▼
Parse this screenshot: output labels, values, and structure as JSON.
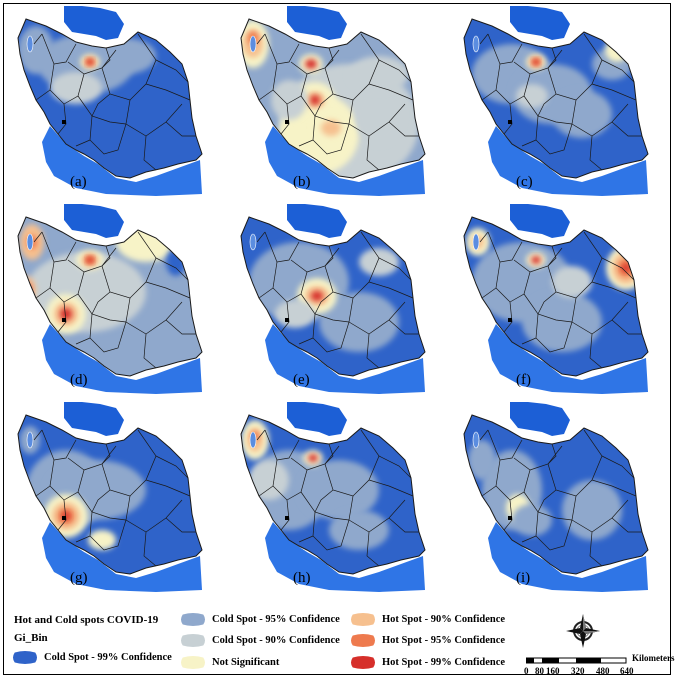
{
  "panels": [
    {
      "label": "(a)"
    },
    {
      "label": "(b)"
    },
    {
      "label": "(c)"
    },
    {
      "label": "(d)"
    },
    {
      "label": "(e)"
    },
    {
      "label": "(f)"
    },
    {
      "label": "(g)"
    },
    {
      "label": "(h)"
    },
    {
      "label": "(i)"
    }
  ],
  "legend": {
    "title_line1": "Hot and Cold spots COVID-19",
    "title_line2": "Gi_Bin",
    "items": [
      {
        "label": "Cold Spot - 99% Confidence",
        "color": "#2f63c9"
      },
      {
        "label": "Cold Spot - 95% Confidence",
        "color": "#8fa8cc"
      },
      {
        "label": "Cold Spot - 90% Confidence",
        "color": "#c7d0d4"
      },
      {
        "label": "Not Significant",
        "color": "#f7f3c7"
      },
      {
        "label": "Hot Spot - 90% Confidence",
        "color": "#f6c08f"
      },
      {
        "label": "Hot Spot - 95% Confidence",
        "color": "#ee7a4e"
      },
      {
        "label": "Hot Spot - 99% Confidence",
        "color": "#d62f2a"
      }
    ]
  },
  "scale_bar": {
    "unit": "Kilometers",
    "ticks": [
      "0",
      "80",
      "160",
      "320",
      "480",
      "640"
    ]
  },
  "colors": {
    "caspian": "#1c5fd6",
    "gulf": "#2f75e6",
    "border": "#1a1a1a"
  },
  "icons": {
    "compass": "north-arrow-compass-icon"
  }
}
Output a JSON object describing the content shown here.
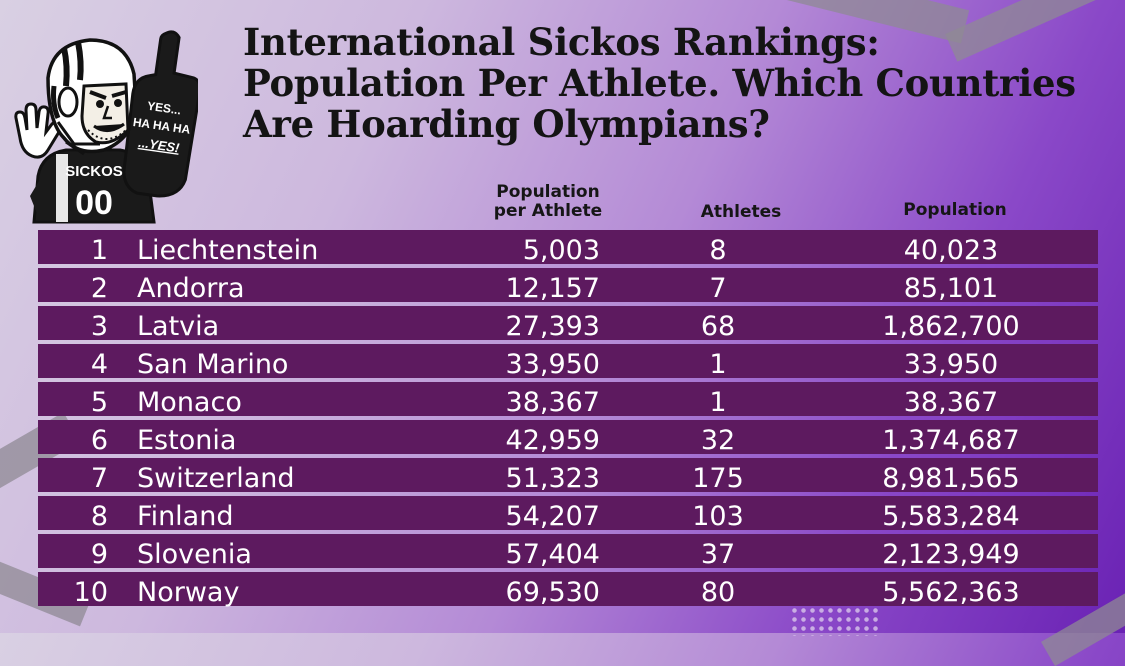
{
  "title": "International Sickos Rankings: Population Per Athlete. Which Countries Are Hoarding Olympians?",
  "mascot": {
    "jersey_text": "SICKOS",
    "jersey_number": "00",
    "sign_line1": "YES...",
    "sign_line2": "HA HA HA",
    "sign_line3": "...YES!"
  },
  "colors": {
    "row_background": "#5d1a5f",
    "row_text": "#ffffff",
    "title_text": "#141414"
  },
  "chart_data": {
    "type": "table",
    "title": "International Sickos Rankings: Population Per Athlete. Which Countries Are Hoarding Olympians?",
    "columns": [
      "",
      "",
      "Population per Athlete",
      "Athletes",
      "Population"
    ],
    "rows": [
      {
        "rank": "1",
        "country": "Liechtenstein",
        "population_per_athlete": "5,003",
        "athletes": "8",
        "population": "40,023"
      },
      {
        "rank": "2",
        "country": "Andorra",
        "population_per_athlete": "12,157",
        "athletes": "7",
        "population": "85,101"
      },
      {
        "rank": "3",
        "country": "Latvia",
        "population_per_athlete": "27,393",
        "athletes": "68",
        "population": "1,862,700"
      },
      {
        "rank": "4",
        "country": "San Marino",
        "population_per_athlete": "33,950",
        "athletes": "1",
        "population": "33,950"
      },
      {
        "rank": "5",
        "country": "Monaco",
        "population_per_athlete": "38,367",
        "athletes": "1",
        "population": "38,367"
      },
      {
        "rank": "6",
        "country": "Estonia",
        "population_per_athlete": "42,959",
        "athletes": "32",
        "population": "1,374,687"
      },
      {
        "rank": "7",
        "country": "Switzerland",
        "population_per_athlete": "51,323",
        "athletes": "175",
        "population": "8,981,565"
      },
      {
        "rank": "8",
        "country": "Finland",
        "population_per_athlete": "54,207",
        "athletes": "103",
        "population": "5,583,284"
      },
      {
        "rank": "9",
        "country": "Slovenia",
        "population_per_athlete": "57,404",
        "athletes": "37",
        "population": "2,123,949"
      },
      {
        "rank": "10",
        "country": "Norway",
        "population_per_athlete": "69,530",
        "athletes": "80",
        "population": "5,562,363"
      }
    ]
  }
}
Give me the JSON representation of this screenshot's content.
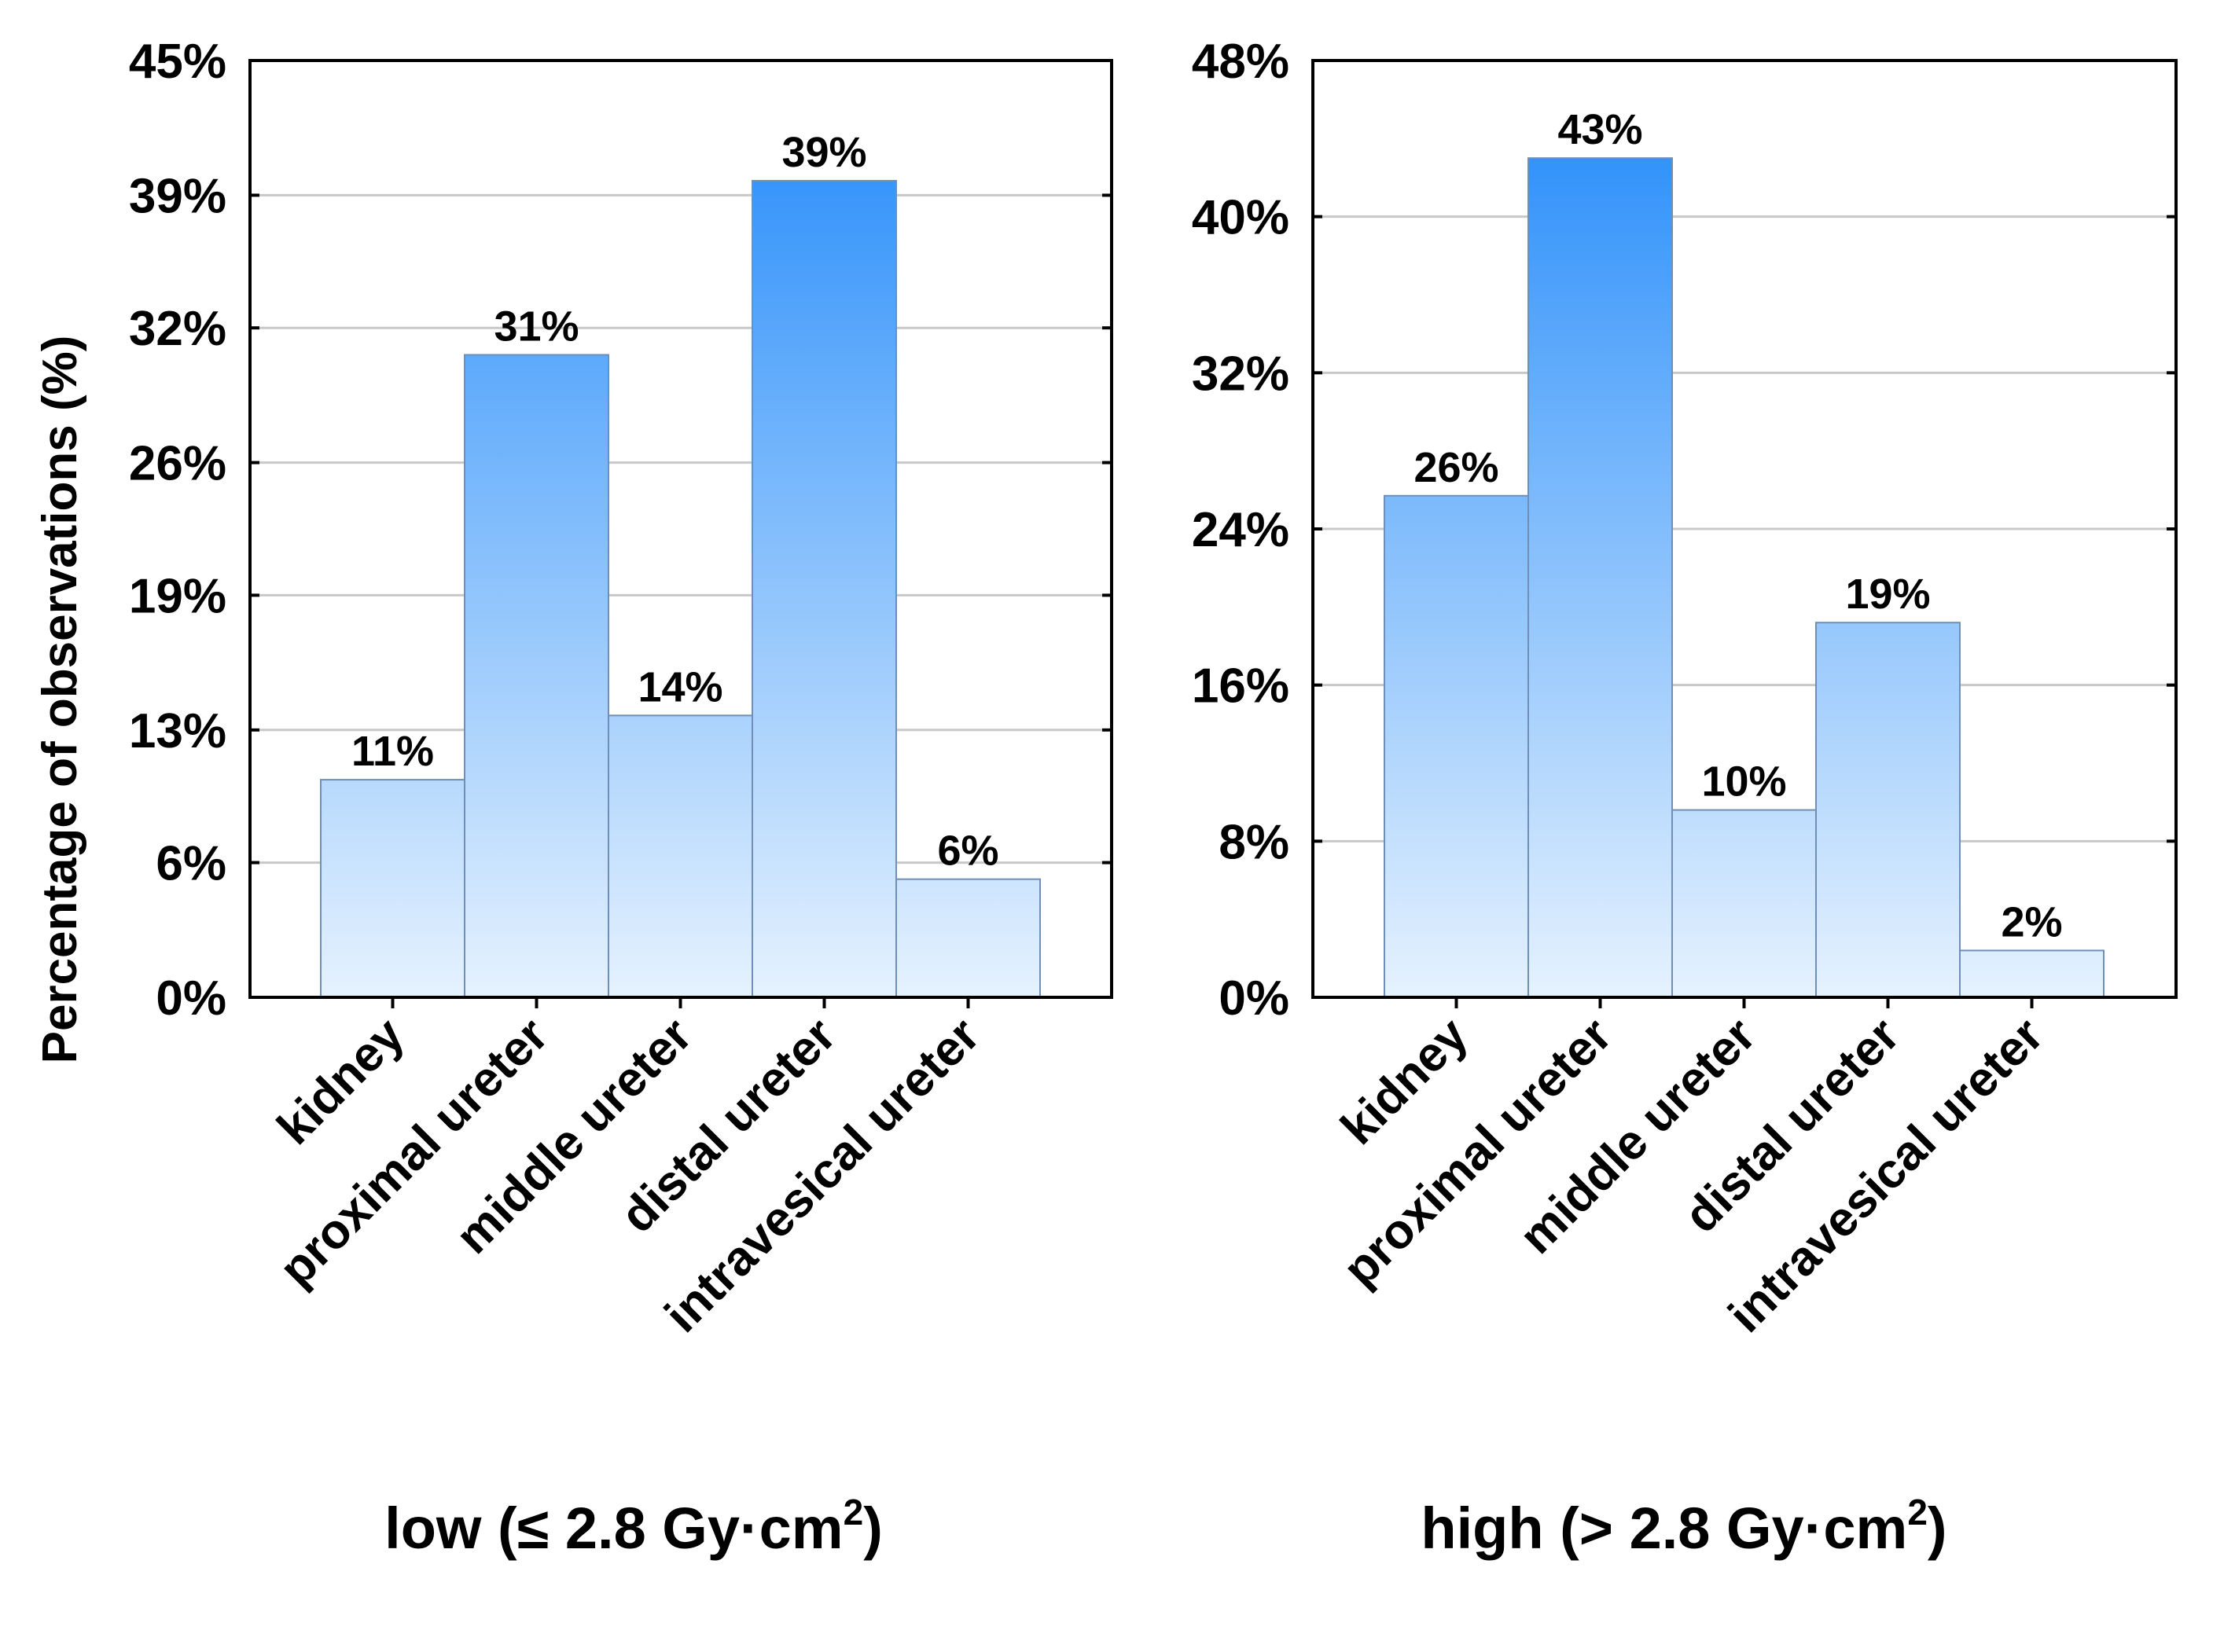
{
  "y_axis_title": "Percentage of observations (%)",
  "chart_data": [
    {
      "type": "bar",
      "subtitle_main": "low (≤ 2.8 Gy·cm",
      "subtitle_sup": "2",
      "subtitle_end": ")",
      "categories": [
        "kidney",
        "proximal ureter",
        "middle ureter",
        "distal ureter",
        "intravesical ureter"
      ],
      "values": [
        10.5,
        31,
        13.6,
        39.4,
        5.7
      ],
      "data_labels": [
        "11%",
        "31%",
        "14%",
        "39%",
        "6%"
      ],
      "yticks": [
        0,
        6.5,
        12.9,
        19.4,
        25.8,
        32.3,
        38.7,
        45.2
      ],
      "ytick_labels": [
        "0%",
        "6%",
        "13%",
        "19%",
        "26%",
        "32%",
        "39%",
        "45%"
      ],
      "ylim": [
        0,
        45.2
      ],
      "ylabel": "Percentage of observations (%)",
      "grid": true
    },
    {
      "type": "bar",
      "subtitle_main": "high (> 2.8 Gy·cm",
      "subtitle_sup": "2",
      "subtitle_end": ")",
      "categories": [
        "kidney",
        "proximal ureter",
        "middle ureter",
        "distal ureter",
        "intravesical ureter"
      ],
      "values": [
        25.7,
        43,
        9.6,
        19.2,
        2.4
      ],
      "data_labels": [
        "26%",
        "43%",
        "10%",
        "19%",
        "2%"
      ],
      "yticks": [
        0,
        8,
        16,
        24,
        32,
        40,
        48
      ],
      "ytick_labels": [
        "0%",
        "8%",
        "16%",
        "24%",
        "32%",
        "40%",
        "48%"
      ],
      "ylim": [
        0,
        48
      ],
      "ylabel": "",
      "grid": true
    }
  ],
  "colors": {
    "bar_top": "#1e88fa",
    "bar_bottom": "#e6f2fe",
    "grid": "#c8c8c8"
  }
}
▲
■ The problem
Make an exact copy of the data, leaving its pictures out.

■ Final result
Parse this screenshot: output labels, values, and structure as JSON.
{
  "panels": [
    {
      "label": "(a)"
    },
    {
      "label": "(b)"
    },
    {
      "label": "(c)"
    },
    {
      "label": "(d)"
    },
    {
      "label": "(e)"
    },
    {
      "label": "(f)"
    },
    {
      "label": "(g)"
    },
    {
      "label": "(h)"
    },
    {
      "label": "(i)"
    }
  ],
  "legend": {
    "title_line1": "Hot and Cold spots COVID-19",
    "title_line2": "Gi_Bin",
    "items": [
      {
        "label": "Cold Spot - 99% Confidence",
        "color": "#2f63c9"
      },
      {
        "label": "Cold Spot - 95% Confidence",
        "color": "#8fa8cc"
      },
      {
        "label": "Cold Spot - 90% Confidence",
        "color": "#c7d0d4"
      },
      {
        "label": "Not Significant",
        "color": "#f7f3c7"
      },
      {
        "label": "Hot Spot - 90% Confidence",
        "color": "#f6c08f"
      },
      {
        "label": "Hot Spot - 95% Confidence",
        "color": "#ee7a4e"
      },
      {
        "label": "Hot Spot - 99% Confidence",
        "color": "#d62f2a"
      }
    ]
  },
  "scale_bar": {
    "unit": "Kilometers",
    "ticks": [
      "0",
      "80",
      "160",
      "320",
      "480",
      "640"
    ]
  },
  "colors": {
    "caspian": "#1c5fd6",
    "gulf": "#2f75e6",
    "border": "#1a1a1a"
  },
  "icons": {
    "compass": "north-arrow-compass-icon"
  }
}
Output a JSON object describing the content shown here.
{
  "title": "International Sickos Rankings: Population Per Athlete. Which Countries Are Hoarding Olympians?",
  "mascot": {
    "jersey_text": "SICKOS",
    "jersey_number": "00",
    "sign_line1": "YES...",
    "sign_line2": "HA HA HA",
    "sign_line3": "...YES!"
  },
  "colors": {
    "row_background": "#5d1a5f",
    "row_text": "#ffffff",
    "title_text": "#141414"
  },
  "chart_data": {
    "type": "table",
    "title": "International Sickos Rankings: Population Per Athlete. Which Countries Are Hoarding Olympians?",
    "columns": [
      "",
      "",
      "Population per Athlete",
      "Athletes",
      "Population"
    ],
    "rows": [
      {
        "rank": "1",
        "country": "Liechtenstein",
        "population_per_athlete": "5,003",
        "athletes": "8",
        "population": "40,023"
      },
      {
        "rank": "2",
        "country": "Andorra",
        "population_per_athlete": "12,157",
        "athletes": "7",
        "population": "85,101"
      },
      {
        "rank": "3",
        "country": "Latvia",
        "population_per_athlete": "27,393",
        "athletes": "68",
        "population": "1,862,700"
      },
      {
        "rank": "4",
        "country": "San Marino",
        "population_per_athlete": "33,950",
        "athletes": "1",
        "population": "33,950"
      },
      {
        "rank": "5",
        "country": "Monaco",
        "population_per_athlete": "38,367",
        "athletes": "1",
        "population": "38,367"
      },
      {
        "rank": "6",
        "country": "Estonia",
        "population_per_athlete": "42,959",
        "athletes": "32",
        "population": "1,374,687"
      },
      {
        "rank": "7",
        "country": "Switzerland",
        "population_per_athlete": "51,323",
        "athletes": "175",
        "population": "8,981,565"
      },
      {
        "rank": "8",
        "country": "Finland",
        "population_per_athlete": "54,207",
        "athletes": "103",
        "population": "5,583,284"
      },
      {
        "rank": "9",
        "country": "Slovenia",
        "population_per_athlete": "57,404",
        "athletes": "37",
        "population": "2,123,949"
      },
      {
        "rank": "10",
        "country": "Norway",
        "population_per_athlete": "69,530",
        "athletes": "80",
        "population": "5,562,363"
      }
    ]
  }
}
Give me the JSON representation of this screenshot's content.
{
  "y_axis_title": "Percentage of observations (%)",
  "chart_data": [
    {
      "type": "bar",
      "subtitle_main": "low (≤ 2.8 Gy·cm",
      "subtitle_sup": "2",
      "subtitle_end": ")",
      "categories": [
        "kidney",
        "proximal ureter",
        "middle ureter",
        "distal ureter",
        "intravesical ureter"
      ],
      "values": [
        10.5,
        31,
        13.6,
        39.4,
        5.7
      ],
      "data_labels": [
        "11%",
        "31%",
        "14%",
        "39%",
        "6%"
      ],
      "yticks": [
        0,
        6.5,
        12.9,
        19.4,
        25.8,
        32.3,
        38.7,
        45.2
      ],
      "ytick_labels": [
        "0%",
        "6%",
        "13%",
        "19%",
        "26%",
        "32%",
        "39%",
        "45%"
      ],
      "ylim": [
        0,
        45.2
      ],
      "ylabel": "Percentage of observations (%)",
      "grid": true
    },
    {
      "type": "bar",
      "subtitle_main": "high (> 2.8 Gy·cm",
      "subtitle_sup": "2",
      "subtitle_end": ")",
      "categories": [
        "kidney",
        "proximal ureter",
        "middle ureter",
        "distal ureter",
        "intravesical ureter"
      ],
      "values": [
        25.7,
        43,
        9.6,
        19.2,
        2.4
      ],
      "data_labels": [
        "26%",
        "43%",
        "10%",
        "19%",
        "2%"
      ],
      "yticks": [
        0,
        8,
        16,
        24,
        32,
        40,
        48
      ],
      "ytick_labels": [
        "0%",
        "8%",
        "16%",
        "24%",
        "32%",
        "40%",
        "48%"
      ],
      "ylim": [
        0,
        48
      ],
      "ylabel": "",
      "grid": true
    }
  ],
  "colors": {
    "bar_top": "#1e88fa",
    "bar_bottom": "#e6f2fe",
    "grid": "#c8c8c8"
  }
}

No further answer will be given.